● Your goal: How many lines of the records hold the string "document"? Reply with the number alone.

● Entries provided:
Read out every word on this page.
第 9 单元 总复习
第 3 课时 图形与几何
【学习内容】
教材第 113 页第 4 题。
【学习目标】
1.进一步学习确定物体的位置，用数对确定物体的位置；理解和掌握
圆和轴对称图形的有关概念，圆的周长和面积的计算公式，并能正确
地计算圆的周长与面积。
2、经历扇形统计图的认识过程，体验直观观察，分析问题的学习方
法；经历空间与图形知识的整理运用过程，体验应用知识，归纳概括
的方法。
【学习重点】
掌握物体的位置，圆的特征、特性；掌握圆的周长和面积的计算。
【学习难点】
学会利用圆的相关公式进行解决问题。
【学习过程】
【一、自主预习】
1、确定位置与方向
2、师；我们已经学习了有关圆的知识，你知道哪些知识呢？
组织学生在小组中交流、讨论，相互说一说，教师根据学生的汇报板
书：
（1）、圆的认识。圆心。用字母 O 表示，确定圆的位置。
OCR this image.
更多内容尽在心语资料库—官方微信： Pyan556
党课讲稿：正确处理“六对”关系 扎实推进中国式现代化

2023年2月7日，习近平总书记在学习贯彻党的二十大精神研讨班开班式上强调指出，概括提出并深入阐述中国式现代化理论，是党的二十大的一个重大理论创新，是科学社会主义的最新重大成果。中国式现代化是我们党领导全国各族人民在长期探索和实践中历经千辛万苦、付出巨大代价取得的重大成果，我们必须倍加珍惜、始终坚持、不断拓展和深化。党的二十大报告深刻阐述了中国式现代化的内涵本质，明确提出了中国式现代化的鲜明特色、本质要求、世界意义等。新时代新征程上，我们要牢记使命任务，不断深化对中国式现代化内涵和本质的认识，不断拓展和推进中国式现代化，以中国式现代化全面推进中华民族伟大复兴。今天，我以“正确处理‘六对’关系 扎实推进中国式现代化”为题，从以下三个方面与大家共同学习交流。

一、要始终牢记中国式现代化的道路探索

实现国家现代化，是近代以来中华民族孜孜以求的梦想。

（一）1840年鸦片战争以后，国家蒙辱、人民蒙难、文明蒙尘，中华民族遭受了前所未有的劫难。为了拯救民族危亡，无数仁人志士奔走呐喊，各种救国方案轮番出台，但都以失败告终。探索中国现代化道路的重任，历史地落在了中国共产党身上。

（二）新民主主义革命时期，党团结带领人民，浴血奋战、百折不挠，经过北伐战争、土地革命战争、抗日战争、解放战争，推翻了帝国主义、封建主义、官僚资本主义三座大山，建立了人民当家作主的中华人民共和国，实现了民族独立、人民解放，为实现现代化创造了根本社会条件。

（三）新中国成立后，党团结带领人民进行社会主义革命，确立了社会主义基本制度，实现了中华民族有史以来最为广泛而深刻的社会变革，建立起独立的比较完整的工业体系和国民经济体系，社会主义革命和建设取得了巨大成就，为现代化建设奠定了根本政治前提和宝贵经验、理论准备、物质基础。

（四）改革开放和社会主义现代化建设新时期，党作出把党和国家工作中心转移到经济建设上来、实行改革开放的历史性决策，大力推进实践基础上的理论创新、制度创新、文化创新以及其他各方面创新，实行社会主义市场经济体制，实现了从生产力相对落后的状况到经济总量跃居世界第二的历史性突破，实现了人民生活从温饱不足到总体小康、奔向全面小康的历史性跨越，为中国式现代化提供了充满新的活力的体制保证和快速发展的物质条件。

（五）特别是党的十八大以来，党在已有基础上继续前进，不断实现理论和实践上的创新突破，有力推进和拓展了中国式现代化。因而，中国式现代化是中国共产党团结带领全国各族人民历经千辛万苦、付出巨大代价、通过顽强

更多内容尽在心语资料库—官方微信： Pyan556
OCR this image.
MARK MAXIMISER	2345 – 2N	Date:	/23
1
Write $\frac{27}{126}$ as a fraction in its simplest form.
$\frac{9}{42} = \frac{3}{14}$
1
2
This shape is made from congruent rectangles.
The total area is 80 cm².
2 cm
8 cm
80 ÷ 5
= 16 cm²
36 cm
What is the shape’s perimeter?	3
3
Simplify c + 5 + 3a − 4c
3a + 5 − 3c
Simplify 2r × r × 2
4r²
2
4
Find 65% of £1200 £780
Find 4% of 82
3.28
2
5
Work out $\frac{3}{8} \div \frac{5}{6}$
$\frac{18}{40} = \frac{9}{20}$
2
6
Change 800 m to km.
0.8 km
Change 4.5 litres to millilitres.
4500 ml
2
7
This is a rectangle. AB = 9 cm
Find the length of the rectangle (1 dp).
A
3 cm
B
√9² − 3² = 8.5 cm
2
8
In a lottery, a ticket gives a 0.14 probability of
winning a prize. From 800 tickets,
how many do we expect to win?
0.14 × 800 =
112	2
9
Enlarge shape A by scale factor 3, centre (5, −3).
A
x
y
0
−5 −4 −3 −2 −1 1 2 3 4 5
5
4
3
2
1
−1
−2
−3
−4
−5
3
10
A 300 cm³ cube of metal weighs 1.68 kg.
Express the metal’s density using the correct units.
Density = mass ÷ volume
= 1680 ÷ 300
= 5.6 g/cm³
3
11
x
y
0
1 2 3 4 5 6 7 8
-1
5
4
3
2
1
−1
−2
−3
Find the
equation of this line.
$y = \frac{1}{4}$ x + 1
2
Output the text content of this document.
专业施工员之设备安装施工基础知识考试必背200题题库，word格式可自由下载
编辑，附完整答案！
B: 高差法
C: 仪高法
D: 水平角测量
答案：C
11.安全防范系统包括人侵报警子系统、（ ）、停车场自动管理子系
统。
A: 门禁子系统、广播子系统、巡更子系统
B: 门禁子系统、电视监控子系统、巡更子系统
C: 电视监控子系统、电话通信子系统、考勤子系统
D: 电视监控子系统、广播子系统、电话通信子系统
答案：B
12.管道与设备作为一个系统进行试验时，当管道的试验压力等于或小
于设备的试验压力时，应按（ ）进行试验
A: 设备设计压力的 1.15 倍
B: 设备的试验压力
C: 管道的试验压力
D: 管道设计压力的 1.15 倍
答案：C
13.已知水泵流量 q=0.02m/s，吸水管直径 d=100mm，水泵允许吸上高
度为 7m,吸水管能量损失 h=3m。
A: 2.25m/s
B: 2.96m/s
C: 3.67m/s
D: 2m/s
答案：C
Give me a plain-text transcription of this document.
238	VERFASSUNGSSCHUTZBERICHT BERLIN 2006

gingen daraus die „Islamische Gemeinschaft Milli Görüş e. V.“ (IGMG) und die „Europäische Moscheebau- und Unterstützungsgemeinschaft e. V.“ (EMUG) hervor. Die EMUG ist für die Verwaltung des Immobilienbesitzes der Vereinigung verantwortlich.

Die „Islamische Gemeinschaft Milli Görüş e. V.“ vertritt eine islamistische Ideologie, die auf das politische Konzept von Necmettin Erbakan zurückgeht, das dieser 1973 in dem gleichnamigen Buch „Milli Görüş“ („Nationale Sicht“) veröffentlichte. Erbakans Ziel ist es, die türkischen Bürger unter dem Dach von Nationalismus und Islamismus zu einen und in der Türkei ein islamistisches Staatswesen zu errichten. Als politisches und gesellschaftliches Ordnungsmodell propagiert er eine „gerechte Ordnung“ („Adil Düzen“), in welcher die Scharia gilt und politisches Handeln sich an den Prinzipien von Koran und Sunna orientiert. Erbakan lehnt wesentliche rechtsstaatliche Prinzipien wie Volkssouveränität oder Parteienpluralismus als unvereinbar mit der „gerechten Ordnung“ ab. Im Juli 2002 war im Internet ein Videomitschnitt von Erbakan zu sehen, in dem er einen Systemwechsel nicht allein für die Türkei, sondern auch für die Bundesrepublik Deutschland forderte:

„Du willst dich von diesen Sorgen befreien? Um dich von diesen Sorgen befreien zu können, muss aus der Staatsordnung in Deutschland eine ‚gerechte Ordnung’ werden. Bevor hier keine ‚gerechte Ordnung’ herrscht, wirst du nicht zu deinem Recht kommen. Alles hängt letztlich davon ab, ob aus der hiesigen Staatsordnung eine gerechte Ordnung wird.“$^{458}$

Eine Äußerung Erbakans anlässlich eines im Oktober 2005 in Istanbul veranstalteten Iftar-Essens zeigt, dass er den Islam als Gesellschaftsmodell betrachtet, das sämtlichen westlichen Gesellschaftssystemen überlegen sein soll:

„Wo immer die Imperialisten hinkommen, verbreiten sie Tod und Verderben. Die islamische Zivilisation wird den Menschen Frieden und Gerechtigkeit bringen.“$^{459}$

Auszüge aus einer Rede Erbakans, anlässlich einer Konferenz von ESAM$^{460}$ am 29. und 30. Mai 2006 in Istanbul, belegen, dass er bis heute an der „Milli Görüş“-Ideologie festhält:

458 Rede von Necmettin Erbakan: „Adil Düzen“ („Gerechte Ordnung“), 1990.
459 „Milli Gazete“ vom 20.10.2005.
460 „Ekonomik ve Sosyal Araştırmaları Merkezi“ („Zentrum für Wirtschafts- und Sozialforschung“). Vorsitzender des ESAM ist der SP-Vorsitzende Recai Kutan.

● Exercise answer: 2